(Extracted records)
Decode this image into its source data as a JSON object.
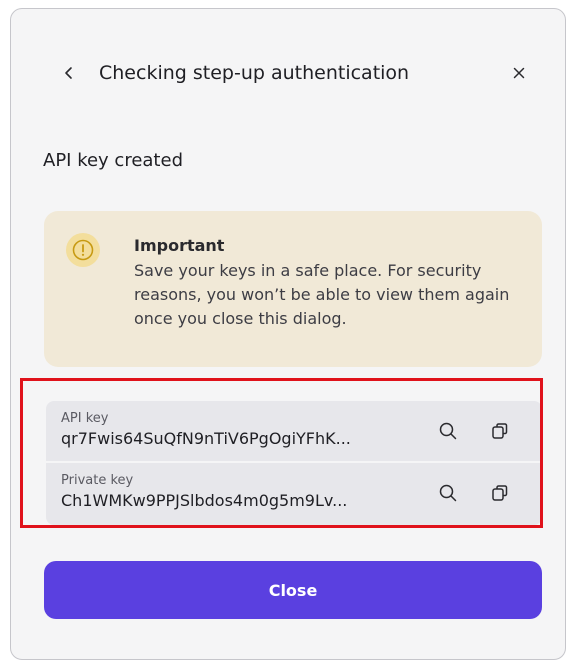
{
  "dialog": {
    "title": "Checking step-up authentication",
    "back_icon": "chevron-left-icon",
    "close_icon": "close-icon"
  },
  "section_title": "API key created",
  "notice": {
    "icon": "warning-circle-icon",
    "heading": "Important",
    "text": "Save your keys in a safe place. For security reasons, you won’t be able to view them again once you close this dialog.",
    "background_color": "#f1e9d7",
    "icon_color": "#f3de9c"
  },
  "keys": [
    {
      "label": "API key",
      "value": "qr7Fwis64SuQfN9nTiV6PgOgiYFhK...",
      "view_icon": "search-icon",
      "copy_icon": "copy-icon"
    },
    {
      "label": "Private key",
      "value": "Ch1WMKw9PPJSlbdos4m0g5m9Lv...",
      "view_icon": "search-icon",
      "copy_icon": "copy-icon"
    }
  ],
  "close_button": {
    "label": "Close",
    "color": "#5a40e0"
  },
  "highlight_color": "#e0121b"
}
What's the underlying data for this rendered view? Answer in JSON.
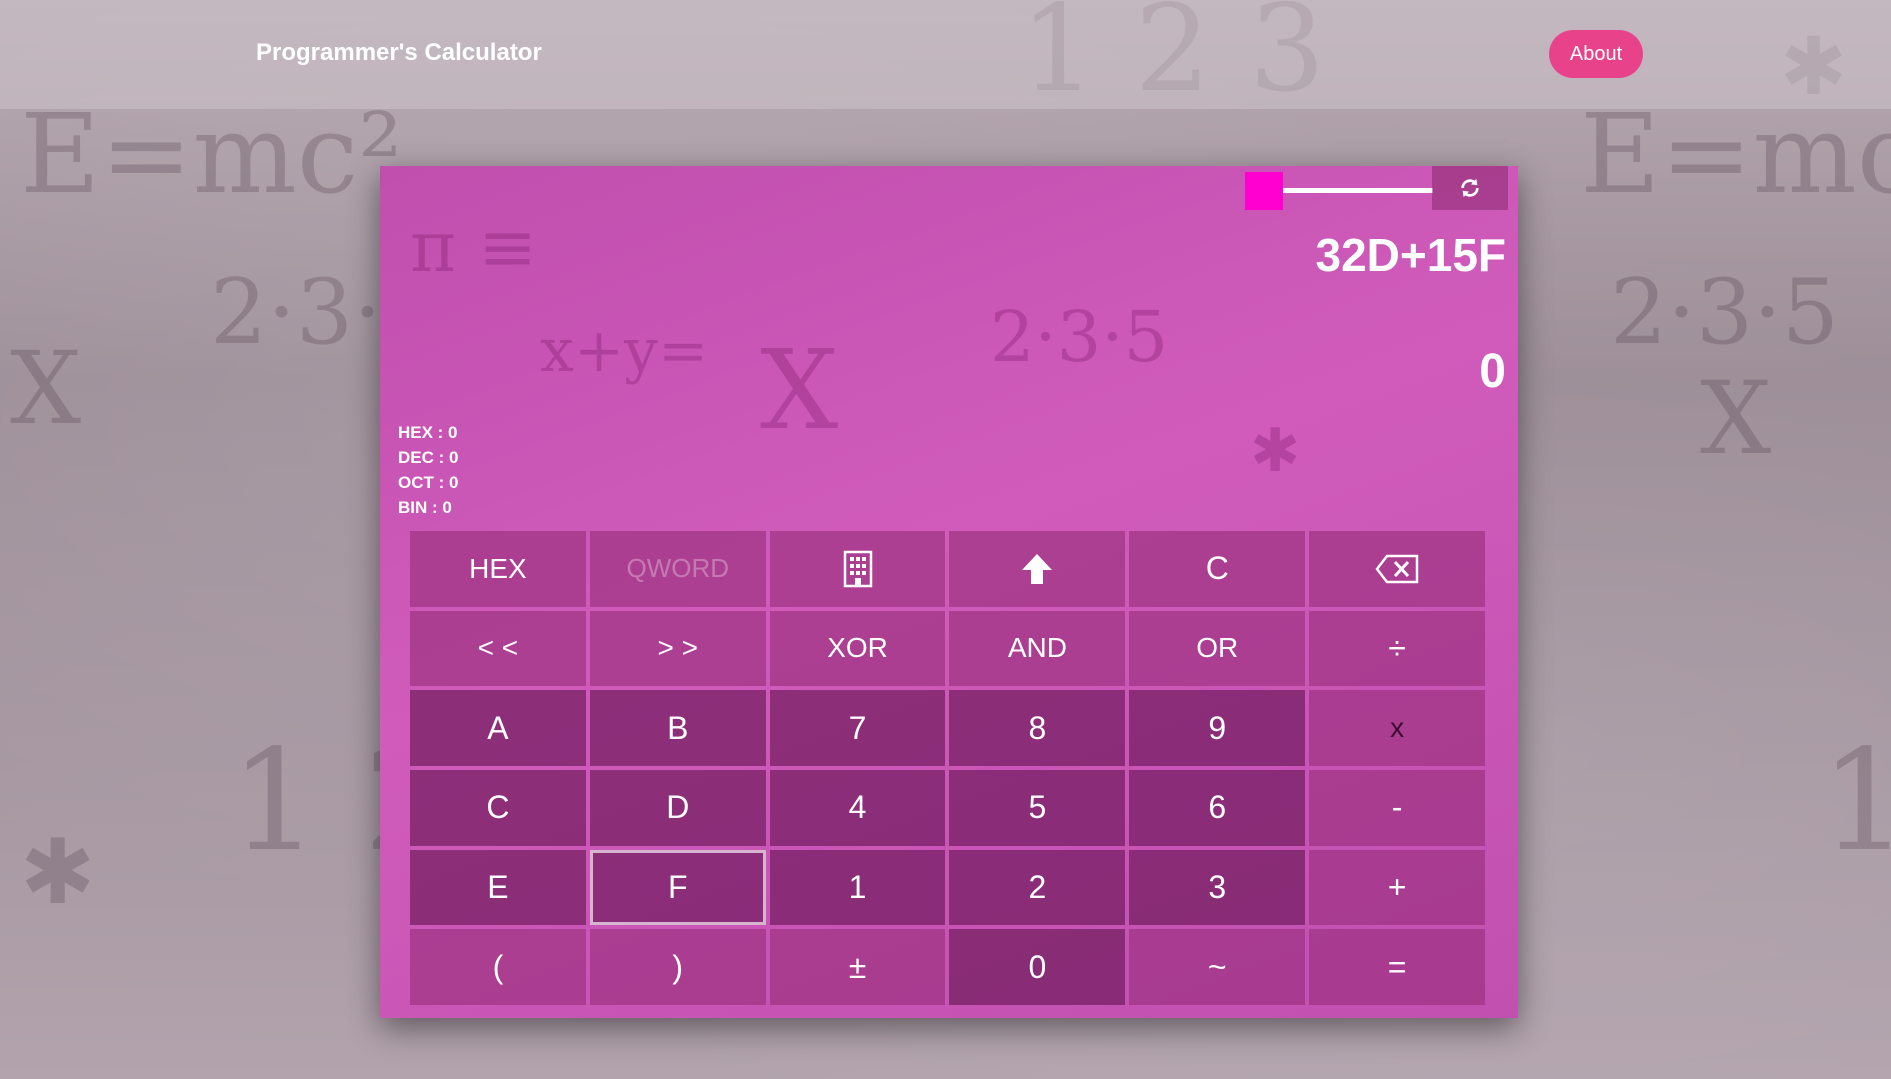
{
  "navbar": {
    "brand": "Programmer's Calculator",
    "about_label": "About"
  },
  "colors": {
    "accent": "#e8438a",
    "calculator_bg": "#c853b5",
    "slider_thumb": "#ff00d0"
  },
  "display": {
    "expression": "32D+15F",
    "result": "0",
    "bases": {
      "hex": "HEX : 0",
      "dec": "DEC : 0",
      "oct": "OCT : 0",
      "bin": "BIN : 0"
    }
  },
  "icons": {
    "refresh": "refresh-icon",
    "memory": "building-icon",
    "shift": "arrow-up-icon",
    "backspace": "backspace-icon"
  },
  "keys": {
    "hex": "HEX",
    "qword": "QWORD",
    "clear": "C",
    "lshift": "< <",
    "rshift": "> >",
    "xor": "XOR",
    "and": "AND",
    "or": "OR",
    "divide": "÷",
    "a": "A",
    "b": "B",
    "seven": "7",
    "eight": "8",
    "nine": "9",
    "multiply": "x",
    "c": "C",
    "d": "D",
    "four": "4",
    "five": "5",
    "six": "6",
    "minus": "-",
    "e": "E",
    "f": "F",
    "one": "1",
    "two": "2",
    "three": "3",
    "plus": "+",
    "lparen": "(",
    "rparen": ")",
    "plusminus": "±",
    "zero": "0",
    "not": "~",
    "equals": "="
  }
}
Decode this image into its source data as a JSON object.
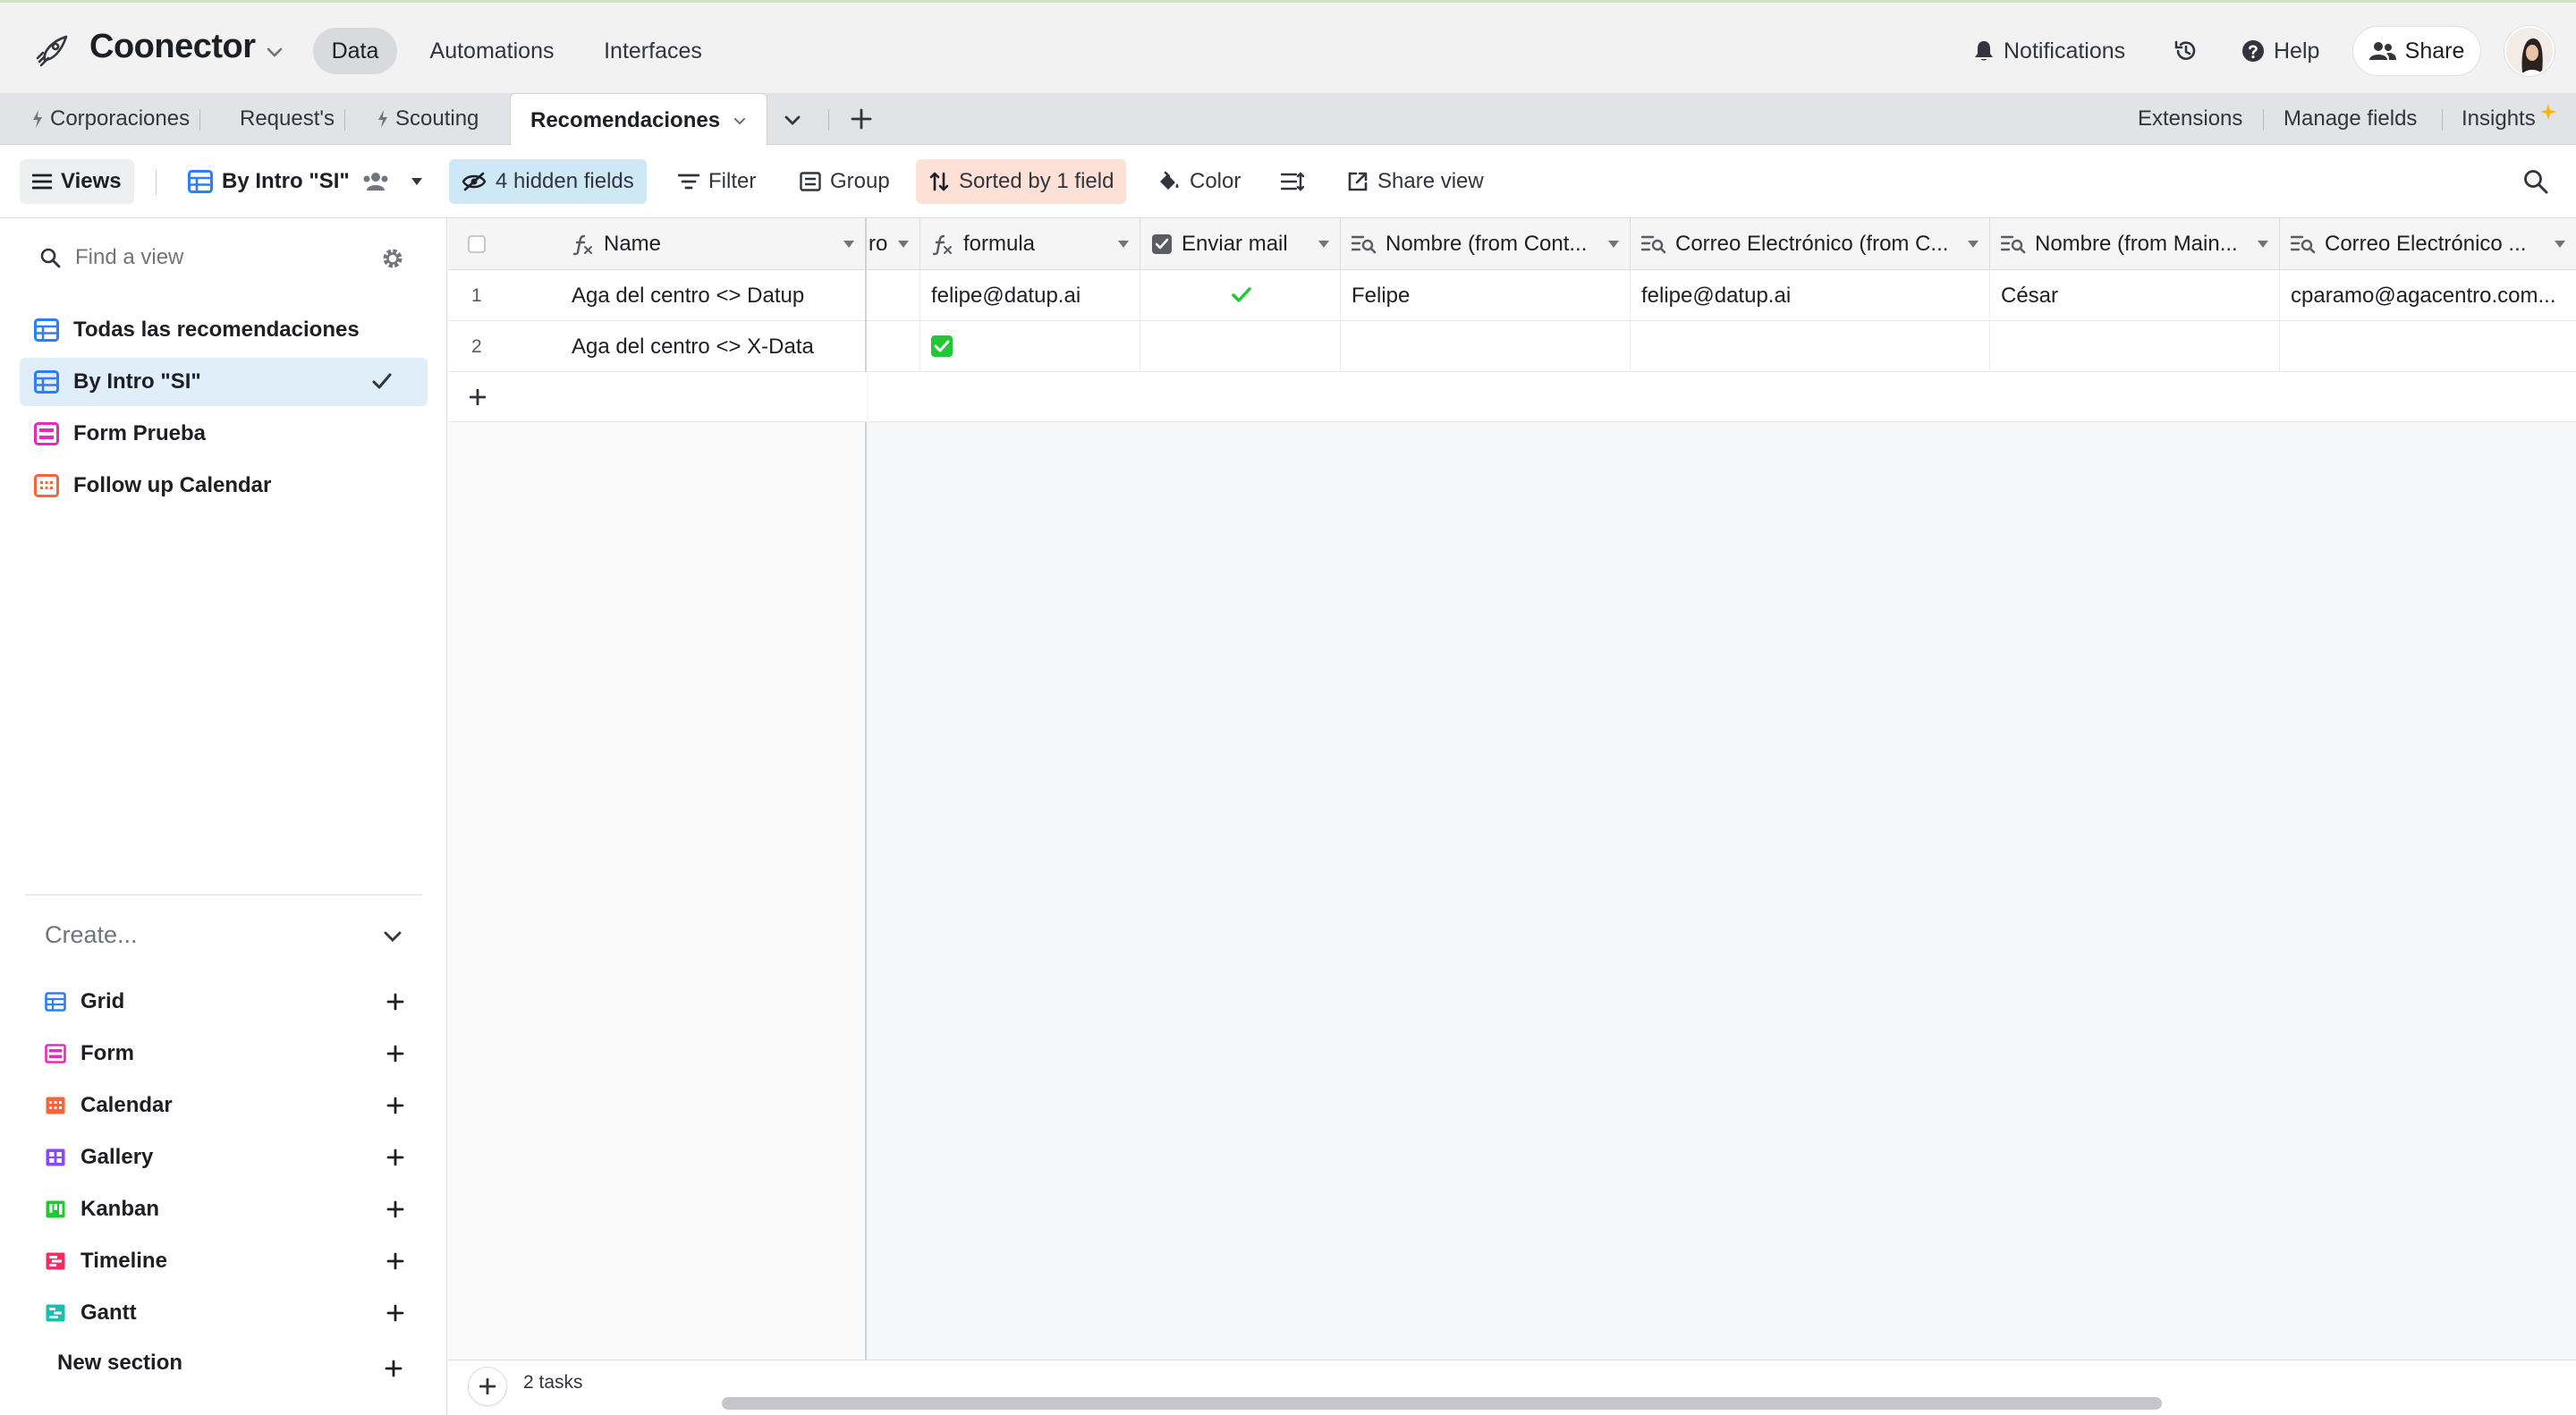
{
  "topbar": {
    "base_name": "Coonector",
    "tabs": [
      {
        "label": "Data",
        "active": true
      },
      {
        "label": "Automations",
        "active": false
      },
      {
        "label": "Interfaces",
        "active": false
      }
    ],
    "notifications_label": "Notifications",
    "help_label": "Help",
    "share_label": "Share"
  },
  "table_tabs": {
    "tabs": [
      {
        "label": "Corporaciones",
        "icon": "bolt-icon"
      },
      {
        "label": "Request's"
      },
      {
        "label": "Scouting",
        "icon": "bolt-icon"
      },
      {
        "label": "Recomendaciones",
        "active": true
      }
    ],
    "extensions_label": "Extensions",
    "manage_fields_label": "Manage fields",
    "insights_label": "Insights"
  },
  "toolbar": {
    "views_label": "Views",
    "current_view": "By Intro \"SI\"",
    "hidden_fields": "4 hidden fields",
    "filter_label": "Filter",
    "group_label": "Group",
    "sorted_label": "Sorted by 1 field",
    "color_label": "Color",
    "share_view_label": "Share view"
  },
  "sidebar": {
    "find_placeholder": "Find a view",
    "views": [
      {
        "label": "Todas las recomendaciones",
        "type": "grid"
      },
      {
        "label": "By Intro \"SI\"",
        "type": "grid",
        "selected": true
      },
      {
        "label": "Form Prueba",
        "type": "form"
      },
      {
        "label": "Follow up Calendar",
        "type": "calendar"
      }
    ],
    "create_label": "Create...",
    "create_items": [
      {
        "label": "Grid",
        "color": "#2d7ff9"
      },
      {
        "label": "Form",
        "color": "#e929ba"
      },
      {
        "label": "Calendar",
        "color": "#f7653b"
      },
      {
        "label": "Gallery",
        "color": "#8b46ff"
      },
      {
        "label": "Kanban",
        "color": "#20c933"
      },
      {
        "label": "Timeline",
        "color": "#f82b60"
      },
      {
        "label": "Gantt",
        "color": "#18bfb0"
      }
    ],
    "new_section_label": "New section"
  },
  "grid": {
    "columns": {
      "name": "Name",
      "partial": "ro",
      "formula": "formula",
      "enviar_mail": "Enviar mail",
      "nombre_cont": "Nombre (from Cont...",
      "correo_c": "Correo Electrónico (from C...",
      "nombre_main": "Nombre (from Main...",
      "correo_last": "Correo Electrónico ..."
    },
    "rows": [
      {
        "num": "1",
        "name": "Aga del centro <> Datup",
        "formula": "felipe@datup.ai",
        "enviar_mail": true,
        "nombre_cont": "Felipe",
        "correo_c": "felipe@datup.ai",
        "nombre_main": "César",
        "correo_last": "cparamo@agacentro.com..."
      },
      {
        "num": "2",
        "name": "Aga del centro <> X-Data",
        "formula_checkbox": true,
        "nombre_cont": "",
        "correo_c": "",
        "nombre_main": "",
        "correo_last": ""
      }
    ],
    "record_count": "2 tasks"
  },
  "colors": {
    "accent_blue": "#2d7ff9",
    "hidden_fields_bg": "#cfe8f5",
    "sorted_bg": "#fde0d6",
    "check_green": "#20c933"
  }
}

**WHAT YOU NEED TO DO**
Reproduce the records verbatim, omitting all images they contain.

**EXPECTED OUTPUT**
Decode this image into its source data as a JSON object.
{
  "dialog": {
    "title": "Checking step-up authentication",
    "back_icon": "chevron-left-icon",
    "close_icon": "close-icon"
  },
  "section_title": "API key created",
  "notice": {
    "icon": "warning-circle-icon",
    "heading": "Important",
    "text": "Save your keys in a safe place. For security reasons, you won’t be able to view them again once you close this dialog.",
    "background_color": "#f1e9d7",
    "icon_color": "#f3de9c"
  },
  "keys": [
    {
      "label": "API key",
      "value": "qr7Fwis64SuQfN9nTiV6PgOgiYFhK...",
      "view_icon": "search-icon",
      "copy_icon": "copy-icon"
    },
    {
      "label": "Private key",
      "value": "Ch1WMKw9PPJSlbdos4m0g5m9Lv...",
      "view_icon": "search-icon",
      "copy_icon": "copy-icon"
    }
  ],
  "close_button": {
    "label": "Close",
    "color": "#5a40e0"
  },
  "highlight_color": "#e0121b"
}
What's the underlying data for this rendered view? Answer in JSON.
{
  "navbar": {
    "brand": "Programmer's Calculator",
    "about_label": "About"
  },
  "colors": {
    "accent": "#e8438a",
    "calculator_bg": "#c853b5",
    "slider_thumb": "#ff00d0"
  },
  "display": {
    "expression": "32D+15F",
    "result": "0",
    "bases": {
      "hex": "HEX : 0",
      "dec": "DEC : 0",
      "oct": "OCT : 0",
      "bin": "BIN : 0"
    }
  },
  "icons": {
    "refresh": "refresh-icon",
    "memory": "building-icon",
    "shift": "arrow-up-icon",
    "backspace": "backspace-icon"
  },
  "keys": {
    "hex": "HEX",
    "qword": "QWORD",
    "clear": "C",
    "lshift": "< <",
    "rshift": "> >",
    "xor": "XOR",
    "and": "AND",
    "or": "OR",
    "divide": "÷",
    "a": "A",
    "b": "B",
    "seven": "7",
    "eight": "8",
    "nine": "9",
    "multiply": "x",
    "c": "C",
    "d": "D",
    "four": "4",
    "five": "5",
    "six": "6",
    "minus": "-",
    "e": "E",
    "f": "F",
    "one": "1",
    "two": "2",
    "three": "3",
    "plus": "+",
    "lparen": "(",
    "rparen": ")",
    "plusminus": "±",
    "zero": "0",
    "not": "~",
    "equals": "="
  }
}
Decode this image into its source data as a JSON object.
{
  "topbar": {
    "base_name": "Coonector",
    "tabs": [
      {
        "label": "Data",
        "active": true
      },
      {
        "label": "Automations",
        "active": false
      },
      {
        "label": "Interfaces",
        "active": false
      }
    ],
    "notifications_label": "Notifications",
    "help_label": "Help",
    "share_label": "Share"
  },
  "table_tabs": {
    "tabs": [
      {
        "label": "Corporaciones",
        "icon": "bolt-icon"
      },
      {
        "label": "Request's"
      },
      {
        "label": "Scouting",
        "icon": "bolt-icon"
      },
      {
        "label": "Recomendaciones",
        "active": true
      }
    ],
    "extensions_label": "Extensions",
    "manage_fields_label": "Manage fields",
    "insights_label": "Insights"
  },
  "toolbar": {
    "views_label": "Views",
    "current_view": "By Intro \"SI\"",
    "hidden_fields": "4 hidden fields",
    "filter_label": "Filter",
    "group_label": "Group",
    "sorted_label": "Sorted by 1 field",
    "color_label": "Color",
    "share_view_label": "Share view"
  },
  "sidebar": {
    "find_placeholder": "Find a view",
    "views": [
      {
        "label": "Todas las recomendaciones",
        "type": "grid"
      },
      {
        "label": "By Intro \"SI\"",
        "type": "grid",
        "selected": true
      },
      {
        "label": "Form Prueba",
        "type": "form"
      },
      {
        "label": "Follow up Calendar",
        "type": "calendar"
      }
    ],
    "create_label": "Create...",
    "create_items": [
      {
        "label": "Grid",
        "color": "#2d7ff9"
      },
      {
        "label": "Form",
        "color": "#e929ba"
      },
      {
        "label": "Calendar",
        "color": "#f7653b"
      },
      {
        "label": "Gallery",
        "color": "#8b46ff"
      },
      {
        "label": "Kanban",
        "color": "#20c933"
      },
      {
        "label": "Timeline",
        "color": "#f82b60"
      },
      {
        "label": "Gantt",
        "color": "#18bfb0"
      }
    ],
    "new_section_label": "New section"
  },
  "grid": {
    "columns": {
      "name": "Name",
      "partial": "ro",
      "formula": "formula",
      "enviar_mail": "Enviar mail",
      "nombre_cont": "Nombre (from Cont...",
      "correo_c": "Correo Electrónico (from C...",
      "nombre_main": "Nombre (from Main...",
      "correo_last": "Correo Electrónico ..."
    },
    "rows": [
      {
        "num": "1",
        "name": "Aga del centro <> Datup",
        "formula": "felipe@datup.ai",
        "enviar_mail": true,
        "nombre_cont": "Felipe",
        "correo_c": "felipe@datup.ai",
        "nombre_main": "César",
        "correo_last": "cparamo@agacentro.com..."
      },
      {
        "num": "2",
        "name": "Aga del centro <> X-Data",
        "formula_checkbox": true,
        "nombre_cont": "",
        "correo_c": "",
        "nombre_main": "",
        "correo_last": ""
      }
    ],
    "record_count": "2 tasks"
  },
  "colors": {
    "accent_blue": "#2d7ff9",
    "hidden_fields_bg": "#cfe8f5",
    "sorted_bg": "#fde0d6",
    "check_green": "#20c933"
  }
}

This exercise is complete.